* [DATA SHOWN]
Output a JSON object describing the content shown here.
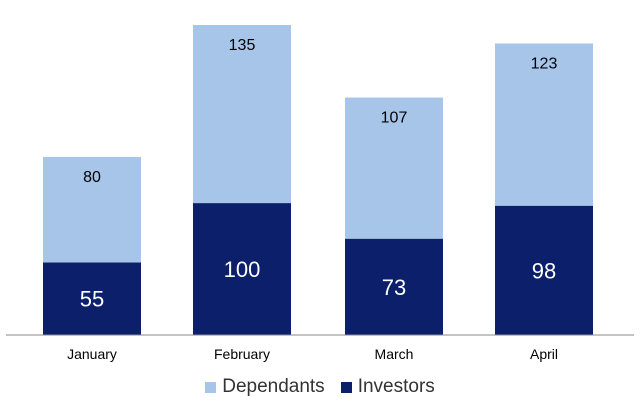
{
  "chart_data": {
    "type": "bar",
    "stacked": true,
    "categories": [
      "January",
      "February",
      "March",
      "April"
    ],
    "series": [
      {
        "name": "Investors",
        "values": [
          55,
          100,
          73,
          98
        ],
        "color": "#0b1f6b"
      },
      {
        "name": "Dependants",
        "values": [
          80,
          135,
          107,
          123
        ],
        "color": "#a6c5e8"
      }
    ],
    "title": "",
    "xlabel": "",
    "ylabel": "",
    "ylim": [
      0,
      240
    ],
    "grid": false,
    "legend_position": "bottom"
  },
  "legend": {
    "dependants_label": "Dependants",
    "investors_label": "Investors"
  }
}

* [WRITTEN PROBLEM]
Write the entries above out in full, exactly, with no images.

* [RESPONSE TO THIS TASK]
Output a JSON object describing the content shown here.
{
  "chart_data": {
    "type": "bar",
    "stacked": true,
    "categories": [
      "January",
      "February",
      "March",
      "April"
    ],
    "series": [
      {
        "name": "Investors",
        "values": [
          55,
          100,
          73,
          98
        ],
        "color": "#0b1f6b"
      },
      {
        "name": "Dependants",
        "values": [
          80,
          135,
          107,
          123
        ],
        "color": "#a6c5e8"
      }
    ],
    "title": "",
    "xlabel": "",
    "ylabel": "",
    "ylim": [
      0,
      240
    ],
    "grid": false,
    "legend_position": "bottom"
  },
  "legend": {
    "dependants_label": "Dependants",
    "investors_label": "Investors"
  }
}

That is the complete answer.